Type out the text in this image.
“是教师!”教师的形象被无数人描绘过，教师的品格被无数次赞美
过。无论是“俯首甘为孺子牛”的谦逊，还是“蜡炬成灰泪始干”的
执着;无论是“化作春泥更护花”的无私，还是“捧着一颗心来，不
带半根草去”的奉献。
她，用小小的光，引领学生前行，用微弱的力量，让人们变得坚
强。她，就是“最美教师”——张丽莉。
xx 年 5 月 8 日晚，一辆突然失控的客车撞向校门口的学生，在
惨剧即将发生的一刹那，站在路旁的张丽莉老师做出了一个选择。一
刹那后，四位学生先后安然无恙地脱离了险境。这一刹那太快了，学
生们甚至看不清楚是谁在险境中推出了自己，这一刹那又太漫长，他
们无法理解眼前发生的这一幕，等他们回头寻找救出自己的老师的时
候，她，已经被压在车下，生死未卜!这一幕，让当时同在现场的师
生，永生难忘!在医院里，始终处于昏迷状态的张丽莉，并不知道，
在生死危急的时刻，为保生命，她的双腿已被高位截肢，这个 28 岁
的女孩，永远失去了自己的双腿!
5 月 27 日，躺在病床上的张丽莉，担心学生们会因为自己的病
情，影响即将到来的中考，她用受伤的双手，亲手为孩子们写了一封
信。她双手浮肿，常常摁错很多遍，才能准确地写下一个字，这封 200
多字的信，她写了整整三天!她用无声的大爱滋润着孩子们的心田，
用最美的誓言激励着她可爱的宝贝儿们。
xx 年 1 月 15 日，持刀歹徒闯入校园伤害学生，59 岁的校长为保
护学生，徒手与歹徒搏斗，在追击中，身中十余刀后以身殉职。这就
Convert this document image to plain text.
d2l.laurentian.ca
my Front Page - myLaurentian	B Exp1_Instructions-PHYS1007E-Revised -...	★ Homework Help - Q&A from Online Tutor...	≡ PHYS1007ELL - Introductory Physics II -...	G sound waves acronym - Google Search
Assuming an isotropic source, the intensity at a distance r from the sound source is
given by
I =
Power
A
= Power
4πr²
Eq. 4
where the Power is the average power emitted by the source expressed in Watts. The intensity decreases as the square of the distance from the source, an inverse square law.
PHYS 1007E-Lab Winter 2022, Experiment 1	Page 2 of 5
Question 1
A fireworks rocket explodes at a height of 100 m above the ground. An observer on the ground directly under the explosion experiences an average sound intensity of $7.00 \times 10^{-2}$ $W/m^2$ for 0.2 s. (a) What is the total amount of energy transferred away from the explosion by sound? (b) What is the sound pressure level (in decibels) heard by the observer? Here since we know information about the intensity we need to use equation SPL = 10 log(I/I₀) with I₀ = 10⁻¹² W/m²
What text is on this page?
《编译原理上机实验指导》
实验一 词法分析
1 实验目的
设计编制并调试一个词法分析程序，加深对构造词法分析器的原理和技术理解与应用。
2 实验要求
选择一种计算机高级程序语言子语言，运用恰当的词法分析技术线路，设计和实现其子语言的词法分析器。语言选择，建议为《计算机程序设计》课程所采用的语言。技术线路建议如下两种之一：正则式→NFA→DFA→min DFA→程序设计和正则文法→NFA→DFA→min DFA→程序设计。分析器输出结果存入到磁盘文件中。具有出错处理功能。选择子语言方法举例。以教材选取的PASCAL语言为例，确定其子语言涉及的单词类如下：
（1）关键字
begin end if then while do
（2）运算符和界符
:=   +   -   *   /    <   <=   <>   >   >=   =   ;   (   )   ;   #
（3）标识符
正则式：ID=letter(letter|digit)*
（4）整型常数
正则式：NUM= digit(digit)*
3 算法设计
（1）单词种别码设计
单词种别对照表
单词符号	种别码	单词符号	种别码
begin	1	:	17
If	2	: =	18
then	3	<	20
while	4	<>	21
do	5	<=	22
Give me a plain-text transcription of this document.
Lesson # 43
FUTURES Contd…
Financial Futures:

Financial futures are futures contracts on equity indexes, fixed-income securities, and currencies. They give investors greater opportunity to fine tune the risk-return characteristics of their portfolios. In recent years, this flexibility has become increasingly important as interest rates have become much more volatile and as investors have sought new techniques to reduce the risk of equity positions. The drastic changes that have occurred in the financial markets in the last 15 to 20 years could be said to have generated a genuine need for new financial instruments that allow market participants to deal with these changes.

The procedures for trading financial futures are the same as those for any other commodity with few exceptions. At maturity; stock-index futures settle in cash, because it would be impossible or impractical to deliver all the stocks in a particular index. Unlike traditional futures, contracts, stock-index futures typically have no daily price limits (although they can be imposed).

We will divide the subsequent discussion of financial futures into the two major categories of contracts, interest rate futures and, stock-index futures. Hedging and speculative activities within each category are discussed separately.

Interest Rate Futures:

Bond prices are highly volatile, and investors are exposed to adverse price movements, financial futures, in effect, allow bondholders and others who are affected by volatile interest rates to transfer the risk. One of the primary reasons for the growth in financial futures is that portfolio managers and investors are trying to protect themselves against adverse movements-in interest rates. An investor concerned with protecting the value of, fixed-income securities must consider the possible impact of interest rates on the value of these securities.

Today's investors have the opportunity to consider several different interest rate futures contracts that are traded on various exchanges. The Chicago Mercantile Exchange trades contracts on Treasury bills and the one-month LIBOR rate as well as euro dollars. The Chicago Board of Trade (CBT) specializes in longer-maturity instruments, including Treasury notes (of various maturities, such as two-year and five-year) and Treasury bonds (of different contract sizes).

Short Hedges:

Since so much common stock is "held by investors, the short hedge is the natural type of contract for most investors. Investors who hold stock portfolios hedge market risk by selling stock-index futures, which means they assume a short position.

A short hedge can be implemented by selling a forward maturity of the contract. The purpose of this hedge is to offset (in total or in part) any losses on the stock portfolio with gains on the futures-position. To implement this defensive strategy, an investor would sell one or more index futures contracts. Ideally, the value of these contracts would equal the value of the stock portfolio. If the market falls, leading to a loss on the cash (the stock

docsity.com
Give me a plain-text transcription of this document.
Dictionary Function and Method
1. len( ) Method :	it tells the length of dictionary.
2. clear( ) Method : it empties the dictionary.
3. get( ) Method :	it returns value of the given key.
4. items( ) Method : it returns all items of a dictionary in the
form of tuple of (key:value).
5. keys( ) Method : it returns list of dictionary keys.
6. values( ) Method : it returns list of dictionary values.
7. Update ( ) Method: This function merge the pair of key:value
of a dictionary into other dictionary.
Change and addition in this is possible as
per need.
--
Set problem
Extract all of the data above without altering anything.

Expected output
Type out the text in this image.
“是教师!”教师的形象被无数人描绘过，教师的品格被无数次赞美
过。无论是“俯首甘为孺子牛”的谦逊，还是“蜡炬成灰泪始干”的
执着;无论是“化作春泥更护花”的无私，还是“捧着一颗心来，不
带半根草去”的奉献。
她，用小小的光，引领学生前行，用微弱的力量，让人们变得坚
强。她，就是“最美教师”——张丽莉。
xx 年 5 月 8 日晚，一辆突然失控的客车撞向校门口的学生，在
惨剧即将发生的一刹那，站在路旁的张丽莉老师做出了一个选择。一
刹那后，四位学生先后安然无恙地脱离了险境。这一刹那太快了，学
生们甚至看不清楚是谁在险境中推出了自己，这一刹那又太漫长，他
们无法理解眼前发生的这一幕，等他们回头寻找救出自己的老师的时
候，她，已经被压在车下，生死未卜!这一幕，让当时同在现场的师
生，永生难忘!在医院里，始终处于昏迷状态的张丽莉，并不知道，
在生死危急的时刻，为保生命，她的双腿已被高位截肢，这个 28 岁
的女孩，永远失去了自己的双腿!
5 月 27 日，躺在病床上的张丽莉，担心学生们会因为自己的病
情，影响即将到来的中考，她用受伤的双手，亲手为孩子们写了一封
信。她双手浮肿，常常摁错很多遍，才能准确地写下一个字，这封 200
多字的信，她写了整整三天!她用无声的大爱滋润着孩子们的心田，
用最美的誓言激励着她可爱的宝贝儿们。
xx 年 1 月 15 日，持刀歹徒闯入校园伤害学生，59 岁的校长为保
护学生，徒手与歹徒搏斗，在追击中，身中十余刀后以身殉职。这就
Convert this document image to plain text.
d2l.laurentian.ca
my Front Page - myLaurentian	B Exp1_Instructions-PHYS1007E-Revised -...	★ Homework Help - Q&A from Online Tutor...	≡ PHYS1007ELL - Introductory Physics II -...	G sound waves acronym - Google Search
Assuming an isotropic source, the intensity at a distance r from the sound source is
given by
I =
Power
A
= Power
4πr²
Eq. 4
where the Power is the average power emitted by the source expressed in Watts. The intensity decreases as the square of the distance from the source, an inverse square law.
PHYS 1007E-Lab Winter 2022, Experiment 1	Page 2 of 5
Question 1
A fireworks rocket explodes at a height of 100 m above the ground. An observer on the ground directly under the explosion experiences an average sound intensity of $7.00 \times 10^{-2}$ $W/m^2$ for 0.2 s. (a) What is the total amount of energy transferred away from the explosion by sound? (b) What is the sound pressure level (in decibels) heard by the observer? Here since we know information about the intensity we need to use equation SPL = 10 log(I/I₀) with I₀ = 10⁻¹² W/m²
What text is on this page?
《编译原理上机实验指导》
实验一 词法分析
1 实验目的
设计编制并调试一个词法分析程序，加深对构造词法分析器的原理和技术理解与应用。
2 实验要求
选择一种计算机高级程序语言子语言，运用恰当的词法分析技术线路，设计和实现其子语言的词法分析器。语言选择，建议为《计算机程序设计》课程所采用的语言。技术线路建议如下两种之一：正则式→NFA→DFA→min DFA→程序设计和正则文法→NFA→DFA→min DFA→程序设计。分析器输出结果存入到磁盘文件中。具有出错处理功能。选择子语言方法举例。以教材选取的PASCAL语言为例，确定其子语言涉及的单词类如下：
（1）关键字
begin end if then while do
（2）运算符和界符
:=   +   -   *   /    <   <=   <>   >   >=   =   ;   (   )   ;   #
（3）标识符
正则式：ID=letter(letter|digit)*
（4）整型常数
正则式：NUM= digit(digit)*
3 算法设计
（1）单词种别码设计
单词种别对照表
单词符号	种别码	单词符号	种别码
begin	1	:	17
If	2	: =	18
then	3	<	20
while	4	<>	21
do	5	<=	22
Give me a plain-text transcription of this document.
Lesson # 43
FUTURES Contd…
Financial Futures:

Financial futures are futures contracts on equity indexes, fixed-income securities, and currencies. They give investors greater opportunity to fine tune the risk-return characteristics of their portfolios. In recent years, this flexibility has become increasingly important as interest rates have become much more volatile and as investors have sought new techniques to reduce the risk of equity positions. The drastic changes that have occurred in the financial markets in the last 15 to 20 years could be said to have generated a genuine need for new financial instruments that allow market participants to deal with these changes.

The procedures for trading financial futures are the same as those for any other commodity with few exceptions. At maturity; stock-index futures settle in cash, because it would be impossible or impractical to deliver all the stocks in a particular index. Unlike traditional futures, contracts, stock-index futures typically have no daily price limits (although they can be imposed).

We will divide the subsequent discussion of financial futures into the two major categories of contracts, interest rate futures and, stock-index futures. Hedging and speculative activities within each category are discussed separately.

Interest Rate Futures:

Bond prices are highly volatile, and investors are exposed to adverse price movements, financial futures, in effect, allow bondholders and others who are affected by volatile interest rates to transfer the risk. One of the primary reasons for the growth in financial futures is that portfolio managers and investors are trying to protect themselves against adverse movements-in interest rates. An investor concerned with protecting the value of, fixed-income securities must consider the possible impact of interest rates on the value of these securities.

Today's investors have the opportunity to consider several different interest rate futures contracts that are traded on various exchanges. The Chicago Mercantile Exchange trades contracts on Treasury bills and the one-month LIBOR rate as well as euro dollars. The Chicago Board of Trade (CBT) specializes in longer-maturity instruments, including Treasury notes (of various maturities, such as two-year and five-year) and Treasury bonds (of different contract sizes).

Short Hedges:

Since so much common stock is "held by investors, the short hedge is the natural type of contract for most investors. Investors who hold stock portfolios hedge market risk by selling stock-index futures, which means they assume a short position.

A short hedge can be implemented by selling a forward maturity of the contract. The purpose of this hedge is to offset (in total or in part) any losses on the stock portfolio with gains on the futures-position. To implement this defensive strategy, an investor would sell one or more index futures contracts. Ideally, the value of these contracts would equal the value of the stock portfolio. If the market falls, leading to a loss on the cash (the stock

docsity.com
Give me a plain-text transcription of this document.
Dictionary Function and Method
1. len( ) Method :	it tells the length of dictionary.
2. clear( ) Method : it empties the dictionary.
3. get( ) Method :	it returns value of the given key.
4. items( ) Method : it returns all items of a dictionary in the
form of tuple of (key:value).
5. keys( ) Method : it returns list of dictionary keys.
6. values( ) Method : it returns list of dictionary values.
7. Update ( ) Method: This function merge the pair of key:value
of a dictionary into other dictionary.
Change and addition in this is possible as
per need.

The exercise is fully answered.